** EXERCISE DIRECTIONS **
Using the data below, repeat all of it precisely.

** PROVIDED DATA **
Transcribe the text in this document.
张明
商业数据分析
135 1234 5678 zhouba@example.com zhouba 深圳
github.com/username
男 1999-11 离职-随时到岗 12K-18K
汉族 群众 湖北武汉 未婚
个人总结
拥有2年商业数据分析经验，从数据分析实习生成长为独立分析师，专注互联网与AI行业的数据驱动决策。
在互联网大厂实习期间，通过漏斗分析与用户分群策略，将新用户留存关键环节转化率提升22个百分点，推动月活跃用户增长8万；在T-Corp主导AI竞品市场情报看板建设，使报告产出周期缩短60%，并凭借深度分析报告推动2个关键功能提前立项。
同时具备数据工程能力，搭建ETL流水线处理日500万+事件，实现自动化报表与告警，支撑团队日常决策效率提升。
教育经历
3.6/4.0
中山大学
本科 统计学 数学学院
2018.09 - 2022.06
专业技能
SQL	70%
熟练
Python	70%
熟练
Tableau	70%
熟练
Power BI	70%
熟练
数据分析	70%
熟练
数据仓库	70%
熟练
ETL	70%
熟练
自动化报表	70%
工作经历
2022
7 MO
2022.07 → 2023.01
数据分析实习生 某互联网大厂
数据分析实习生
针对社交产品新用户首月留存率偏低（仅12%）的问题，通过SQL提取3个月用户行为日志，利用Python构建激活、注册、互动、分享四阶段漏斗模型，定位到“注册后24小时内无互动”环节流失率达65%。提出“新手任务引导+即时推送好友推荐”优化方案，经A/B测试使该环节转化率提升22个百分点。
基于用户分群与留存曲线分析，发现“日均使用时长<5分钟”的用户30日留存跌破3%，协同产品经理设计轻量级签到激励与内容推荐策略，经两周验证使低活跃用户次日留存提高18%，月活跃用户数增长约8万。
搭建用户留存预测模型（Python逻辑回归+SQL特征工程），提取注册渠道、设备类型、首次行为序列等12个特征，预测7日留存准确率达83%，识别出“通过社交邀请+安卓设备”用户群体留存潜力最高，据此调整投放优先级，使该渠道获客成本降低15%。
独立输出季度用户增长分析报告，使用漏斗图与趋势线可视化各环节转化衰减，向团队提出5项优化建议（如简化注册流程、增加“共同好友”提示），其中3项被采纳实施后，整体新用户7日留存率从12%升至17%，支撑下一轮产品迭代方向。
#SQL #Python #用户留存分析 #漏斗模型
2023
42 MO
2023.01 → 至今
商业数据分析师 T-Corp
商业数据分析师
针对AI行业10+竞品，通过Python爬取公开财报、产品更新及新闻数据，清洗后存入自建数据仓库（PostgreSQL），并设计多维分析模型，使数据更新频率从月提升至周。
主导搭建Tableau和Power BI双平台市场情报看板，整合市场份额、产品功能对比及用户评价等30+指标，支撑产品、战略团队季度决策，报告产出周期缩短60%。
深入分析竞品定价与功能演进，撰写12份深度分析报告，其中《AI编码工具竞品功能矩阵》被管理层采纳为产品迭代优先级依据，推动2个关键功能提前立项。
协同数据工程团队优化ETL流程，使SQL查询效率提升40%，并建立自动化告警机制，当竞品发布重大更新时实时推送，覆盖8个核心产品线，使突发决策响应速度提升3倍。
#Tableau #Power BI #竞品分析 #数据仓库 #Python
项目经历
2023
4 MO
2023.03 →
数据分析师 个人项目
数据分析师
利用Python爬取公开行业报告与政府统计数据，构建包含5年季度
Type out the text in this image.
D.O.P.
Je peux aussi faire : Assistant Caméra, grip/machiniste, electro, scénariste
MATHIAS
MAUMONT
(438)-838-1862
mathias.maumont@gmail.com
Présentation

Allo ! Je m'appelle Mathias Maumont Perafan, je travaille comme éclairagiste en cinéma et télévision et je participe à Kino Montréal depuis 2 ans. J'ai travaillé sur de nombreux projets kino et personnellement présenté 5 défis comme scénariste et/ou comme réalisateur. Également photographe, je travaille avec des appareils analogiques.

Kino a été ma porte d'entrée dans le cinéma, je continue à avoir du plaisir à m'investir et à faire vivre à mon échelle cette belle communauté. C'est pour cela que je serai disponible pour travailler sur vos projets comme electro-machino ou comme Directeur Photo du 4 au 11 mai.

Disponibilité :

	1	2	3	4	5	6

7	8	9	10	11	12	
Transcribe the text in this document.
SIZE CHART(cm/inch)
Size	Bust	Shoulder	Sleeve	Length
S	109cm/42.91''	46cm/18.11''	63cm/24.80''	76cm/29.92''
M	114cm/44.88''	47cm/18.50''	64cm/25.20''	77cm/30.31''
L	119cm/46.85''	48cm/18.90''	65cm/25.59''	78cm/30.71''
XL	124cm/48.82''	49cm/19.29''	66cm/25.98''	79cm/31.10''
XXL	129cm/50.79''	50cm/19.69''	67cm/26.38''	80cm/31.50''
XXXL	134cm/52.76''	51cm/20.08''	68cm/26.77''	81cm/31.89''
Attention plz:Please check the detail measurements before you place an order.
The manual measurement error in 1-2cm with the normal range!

** OUTPUT FOR THIS TASK **
Transcribe the text in this document.
张明
商业数据分析
135 1234 5678 zhouba@example.com zhouba 深圳
github.com/username
男 1999-11 离职-随时到岗 12K-18K
汉族 群众 湖北武汉 未婚
个人总结
拥有2年商业数据分析经验，从数据分析实习生成长为独立分析师，专注互联网与AI行业的数据驱动决策。
在互联网大厂实习期间，通过漏斗分析与用户分群策略，将新用户留存关键环节转化率提升22个百分点，推动月活跃用户增长8万；在T-Corp主导AI竞品市场情报看板建设，使报告产出周期缩短60%，并凭借深度分析报告推动2个关键功能提前立项。
同时具备数据工程能力，搭建ETL流水线处理日500万+事件，实现自动化报表与告警，支撑团队日常决策效率提升。
教育经历
3.6/4.0
中山大学
本科 统计学 数学学院
2018.09 - 2022.06
专业技能
SQL	70%
熟练
Python	70%
熟练
Tableau	70%
熟练
Power BI	70%
熟练
数据分析	70%
熟练
数据仓库	70%
熟练
ETL	70%
熟练
自动化报表	70%
工作经历
2022
7 MO
2022.07 → 2023.01
数据分析实习生 某互联网大厂
数据分析实习生
针对社交产品新用户首月留存率偏低（仅12%）的问题，通过SQL提取3个月用户行为日志，利用Python构建激活、注册、互动、分享四阶段漏斗模型，定位到“注册后24小时内无互动”环节流失率达65%。提出“新手任务引导+即时推送好友推荐”优化方案，经A/B测试使该环节转化率提升22个百分点。
基于用户分群与留存曲线分析，发现“日均使用时长<5分钟”的用户30日留存跌破3%，协同产品经理设计轻量级签到激励与内容推荐策略，经两周验证使低活跃用户次日留存提高18%，月活跃用户数增长约8万。
搭建用户留存预测模型（Python逻辑回归+SQL特征工程），提取注册渠道、设备类型、首次行为序列等12个特征，预测7日留存准确率达83%，识别出“通过社交邀请+安卓设备”用户群体留存潜力最高，据此调整投放优先级，使该渠道获客成本降低15%。
独立输出季度用户增长分析报告，使用漏斗图与趋势线可视化各环节转化衰减，向团队提出5项优化建议（如简化注册流程、增加“共同好友”提示），其中3项被采纳实施后，整体新用户7日留存率从12%升至17%，支撑下一轮产品迭代方向。
#SQL #Python #用户留存分析 #漏斗模型
2023
42 MO
2023.01 → 至今
商业数据分析师 T-Corp
商业数据分析师
针对AI行业10+竞品，通过Python爬取公开财报、产品更新及新闻数据，清洗后存入自建数据仓库（PostgreSQL），并设计多维分析模型，使数据更新频率从月提升至周。
主导搭建Tableau和Power BI双平台市场情报看板，整合市场份额、产品功能对比及用户评价等30+指标，支撑产品、战略团队季度决策，报告产出周期缩短60%。
深入分析竞品定价与功能演进，撰写12份深度分析报告，其中《AI编码工具竞品功能矩阵》被管理层采纳为产品迭代优先级依据，推动2个关键功能提前立项。
协同数据工程团队优化ETL流程，使SQL查询效率提升40%，并建立自动化告警机制，当竞品发布重大更新时实时推送，覆盖8个核心产品线，使突发决策响应速度提升3倍。
#Tableau #Power BI #竞品分析 #数据仓库 #Python
项目经历
2023
4 MO
2023.03 →
数据分析师 个人项目
数据分析师
利用Python爬取公开行业报告与政府统计数据，构建包含5年季度
Type out the text in this image.
D.O.P.
Je peux aussi faire : Assistant Caméra, grip/machiniste, electro, scénariste
MATHIAS
MAUMONT
(438)-838-1862
mathias.maumont@gmail.com
Présentation

Allo ! Je m'appelle Mathias Maumont Perafan, je travaille comme éclairagiste en cinéma et télévision et je participe à Kino Montréal depuis 2 ans. J'ai travaillé sur de nombreux projets kino et personnellement présenté 5 défis comme scénariste et/ou comme réalisateur. Également photographe, je travaille avec des appareils analogiques.

Kino a été ma porte d'entrée dans le cinéma, je continue à avoir du plaisir à m'investir et à faire vivre à mon échelle cette belle communauté. C'est pour cela que je serai disponible pour travailler sur vos projets comme electro-machino ou comme Directeur Photo du 4 au 11 mai.

Disponibilité :

	1	2	3	4	5	6

7	8	9	10	11	12	
Transcribe the text in this document.
SIZE CHART(cm/inch)
Size	Bust	Shoulder	Sleeve	Length
S	109cm/42.91''	46cm/18.11''	63cm/24.80''	76cm/29.92''
M	114cm/44.88''	47cm/18.50''	64cm/25.20''	77cm/30.31''
L	119cm/46.85''	48cm/18.90''	65cm/25.59''	78cm/30.71''
XL	124cm/48.82''	49cm/19.29''	66cm/25.98''	79cm/31.10''
XXL	129cm/50.79''	50cm/19.69''	67cm/26.38''	80cm/31.50''
XXXL	134cm/52.76''	51cm/20.08''	68cm/26.77''	81cm/31.89''
Attention plz:Please check the detail measurements before you place an order.
The manual measurement error in 1-2cm with the normal range!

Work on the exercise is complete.